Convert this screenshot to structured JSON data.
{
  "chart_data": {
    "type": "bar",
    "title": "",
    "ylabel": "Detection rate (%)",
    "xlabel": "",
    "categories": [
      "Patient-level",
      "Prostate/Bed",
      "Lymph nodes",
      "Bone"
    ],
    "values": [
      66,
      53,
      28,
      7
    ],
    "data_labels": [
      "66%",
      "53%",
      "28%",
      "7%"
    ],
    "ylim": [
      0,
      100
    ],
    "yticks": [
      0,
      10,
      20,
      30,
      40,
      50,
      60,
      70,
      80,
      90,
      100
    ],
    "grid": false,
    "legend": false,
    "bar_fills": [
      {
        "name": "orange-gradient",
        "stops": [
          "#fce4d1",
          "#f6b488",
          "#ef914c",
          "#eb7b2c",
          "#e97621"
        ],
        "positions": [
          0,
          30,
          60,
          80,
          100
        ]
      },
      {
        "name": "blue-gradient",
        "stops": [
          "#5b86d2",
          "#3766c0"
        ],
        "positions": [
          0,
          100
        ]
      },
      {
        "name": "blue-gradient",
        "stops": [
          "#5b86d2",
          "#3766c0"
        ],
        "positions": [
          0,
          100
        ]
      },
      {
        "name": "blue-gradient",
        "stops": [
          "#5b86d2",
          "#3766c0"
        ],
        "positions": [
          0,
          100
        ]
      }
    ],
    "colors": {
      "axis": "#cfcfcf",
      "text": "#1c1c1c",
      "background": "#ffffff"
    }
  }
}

▬▬▬

**Exercise goal**: Each line must be given again exactly as written above.

**Response for this exercise**:
Convert this screenshot to structured JSON data.
{
  "chart_data": {
    "type": "bar",
    "title": "",
    "ylabel": "Detection rate (%)",
    "xlabel": "",
    "categories": [
      "Patient-level",
      "Prostate/Bed",
      "Lymph nodes",
      "Bone"
    ],
    "values": [
      66,
      53,
      28,
      7
    ],
    "data_labels": [
      "66%",
      "53%",
      "28%",
      "7%"
    ],
    "ylim": [
      0,
      100
    ],
    "yticks": [
      0,
      10,
      20,
      30,
      40,
      50,
      60,
      70,
      80,
      90,
      100
    ],
    "grid": false,
    "legend": false,
    "bar_fills": [
      {
        "name": "orange-gradient",
        "stops": [
          "#fce4d1",
          "#f6b488",
          "#ef914c",
          "#eb7b2c",
          "#e97621"
        ],
        "positions": [
          0,
          30,
          60,
          80,
          100
        ]
      },
      {
        "name": "blue-gradient",
        "stops": [
          "#5b86d2",
          "#3766c0"
        ],
        "positions": [
          0,
          100
        ]
      },
      {
        "name": "blue-gradient",
        "stops": [
          "#5b86d2",
          "#3766c0"
        ],
        "positions": [
          0,
          100
        ]
      },
      {
        "name": "blue-gradient",
        "stops": [
          "#5b86d2",
          "#3766c0"
        ],
        "positions": [
          0,
          100
        ]
      }
    ],
    "colors": {
      "axis": "#cfcfcf",
      "text": "#1c1c1c",
      "background": "#ffffff"
    }
  }
}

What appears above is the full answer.